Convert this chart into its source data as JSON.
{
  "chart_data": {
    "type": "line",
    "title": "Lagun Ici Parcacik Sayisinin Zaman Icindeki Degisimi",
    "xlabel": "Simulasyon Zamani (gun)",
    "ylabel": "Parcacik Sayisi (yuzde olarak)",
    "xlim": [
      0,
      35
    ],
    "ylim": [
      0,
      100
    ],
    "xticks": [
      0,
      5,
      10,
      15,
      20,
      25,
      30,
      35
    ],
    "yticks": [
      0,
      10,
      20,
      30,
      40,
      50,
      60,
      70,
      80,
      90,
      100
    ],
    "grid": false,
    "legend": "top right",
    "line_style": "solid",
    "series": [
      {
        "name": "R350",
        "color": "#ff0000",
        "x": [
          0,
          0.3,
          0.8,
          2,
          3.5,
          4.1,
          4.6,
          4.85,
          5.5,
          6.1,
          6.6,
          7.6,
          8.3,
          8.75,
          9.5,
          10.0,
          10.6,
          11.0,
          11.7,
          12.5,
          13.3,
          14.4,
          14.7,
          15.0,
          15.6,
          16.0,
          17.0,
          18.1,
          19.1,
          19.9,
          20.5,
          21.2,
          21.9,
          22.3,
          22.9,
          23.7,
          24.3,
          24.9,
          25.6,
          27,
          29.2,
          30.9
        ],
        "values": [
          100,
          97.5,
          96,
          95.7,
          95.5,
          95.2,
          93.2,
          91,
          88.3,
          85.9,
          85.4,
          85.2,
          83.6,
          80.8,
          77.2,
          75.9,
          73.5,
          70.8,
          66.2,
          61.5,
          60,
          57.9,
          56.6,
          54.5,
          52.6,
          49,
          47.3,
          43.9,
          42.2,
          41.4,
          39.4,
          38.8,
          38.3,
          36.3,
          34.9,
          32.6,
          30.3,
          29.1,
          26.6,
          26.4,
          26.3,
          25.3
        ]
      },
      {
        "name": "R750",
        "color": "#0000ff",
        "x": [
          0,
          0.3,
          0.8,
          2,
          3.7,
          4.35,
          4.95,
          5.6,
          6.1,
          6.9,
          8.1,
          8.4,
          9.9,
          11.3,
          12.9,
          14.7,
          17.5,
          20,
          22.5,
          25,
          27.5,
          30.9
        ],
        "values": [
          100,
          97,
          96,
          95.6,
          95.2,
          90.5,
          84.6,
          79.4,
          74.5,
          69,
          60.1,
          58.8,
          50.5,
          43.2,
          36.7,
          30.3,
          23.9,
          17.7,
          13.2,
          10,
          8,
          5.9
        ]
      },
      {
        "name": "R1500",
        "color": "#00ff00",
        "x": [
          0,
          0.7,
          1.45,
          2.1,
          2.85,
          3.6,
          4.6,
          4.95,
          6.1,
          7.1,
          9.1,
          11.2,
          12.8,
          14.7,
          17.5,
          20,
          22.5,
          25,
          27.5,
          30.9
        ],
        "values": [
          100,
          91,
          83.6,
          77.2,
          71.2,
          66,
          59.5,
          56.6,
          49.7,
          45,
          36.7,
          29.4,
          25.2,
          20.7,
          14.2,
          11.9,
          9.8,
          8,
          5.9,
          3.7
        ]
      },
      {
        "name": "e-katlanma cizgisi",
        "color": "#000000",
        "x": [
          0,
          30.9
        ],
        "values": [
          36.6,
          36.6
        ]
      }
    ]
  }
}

§ **Problem details**:
Extract all of the data shown above without alteration.

§ **Solution for this problem**:
Convert this chart into its source data as JSON.
{
  "chart_data": {
    "type": "line",
    "title": "Lagun Ici Parcacik Sayisinin Zaman Icindeki Degisimi",
    "xlabel": "Simulasyon Zamani (gun)",
    "ylabel": "Parcacik Sayisi (yuzde olarak)",
    "xlim": [
      0,
      35
    ],
    "ylim": [
      0,
      100
    ],
    "xticks": [
      0,
      5,
      10,
      15,
      20,
      25,
      30,
      35
    ],
    "yticks": [
      0,
      10,
      20,
      30,
      40,
      50,
      60,
      70,
      80,
      90,
      100
    ],
    "grid": false,
    "legend": "top right",
    "line_style": "solid",
    "series": [
      {
        "name": "R350",
        "color": "#ff0000",
        "x": [
          0,
          0.3,
          0.8,
          2,
          3.5,
          4.1,
          4.6,
          4.85,
          5.5,
          6.1,
          6.6,
          7.6,
          8.3,
          8.75,
          9.5,
          10.0,
          10.6,
          11.0,
          11.7,
          12.5,
          13.3,
          14.4,
          14.7,
          15.0,
          15.6,
          16.0,
          17.0,
          18.1,
          19.1,
          19.9,
          20.5,
          21.2,
          21.9,
          22.3,
          22.9,
          23.7,
          24.3,
          24.9,
          25.6,
          27,
          29.2,
          30.9
        ],
        "values": [
          100,
          97.5,
          96,
          95.7,
          95.5,
          95.2,
          93.2,
          91,
          88.3,
          85.9,
          85.4,
          85.2,
          83.6,
          80.8,
          77.2,
          75.9,
          73.5,
          70.8,
          66.2,
          61.5,
          60,
          57.9,
          56.6,
          54.5,
          52.6,
          49,
          47.3,
          43.9,
          42.2,
          41.4,
          39.4,
          38.8,
          38.3,
          36.3,
          34.9,
          32.6,
          30.3,
          29.1,
          26.6,
          26.4,
          26.3,
          25.3
        ]
      },
      {
        "name": "R750",
        "color": "#0000ff",
        "x": [
          0,
          0.3,
          0.8,
          2,
          3.7,
          4.35,
          4.95,
          5.6,
          6.1,
          6.9,
          8.1,
          8.4,
          9.9,
          11.3,
          12.9,
          14.7,
          17.5,
          20,
          22.5,
          25,
          27.5,
          30.9
        ],
        "values": [
          100,
          97,
          96,
          95.6,
          95.2,
          90.5,
          84.6,
          79.4,
          74.5,
          69,
          60.1,
          58.8,
          50.5,
          43.2,
          36.7,
          30.3,
          23.9,
          17.7,
          13.2,
          10,
          8,
          5.9
        ]
      },
      {
        "name": "R1500",
        "color": "#00ff00",
        "x": [
          0,
          0.7,
          1.45,
          2.1,
          2.85,
          3.6,
          4.6,
          4.95,
          6.1,
          7.1,
          9.1,
          11.2,
          12.8,
          14.7,
          17.5,
          20,
          22.5,
          25,
          27.5,
          30.9
        ],
        "values": [
          100,
          91,
          83.6,
          77.2,
          71.2,
          66,
          59.5,
          56.6,
          49.7,
          45,
          36.7,
          29.4,
          25.2,
          20.7,
          14.2,
          11.9,
          9.8,
          8,
          5.9,
          3.7
        ]
      },
      {
        "name": "e-katlanma cizgisi",
        "color": "#000000",
        "x": [
          0,
          30.9
        ],
        "values": [
          36.6,
          36.6
        ]
      }
    ]
  }
}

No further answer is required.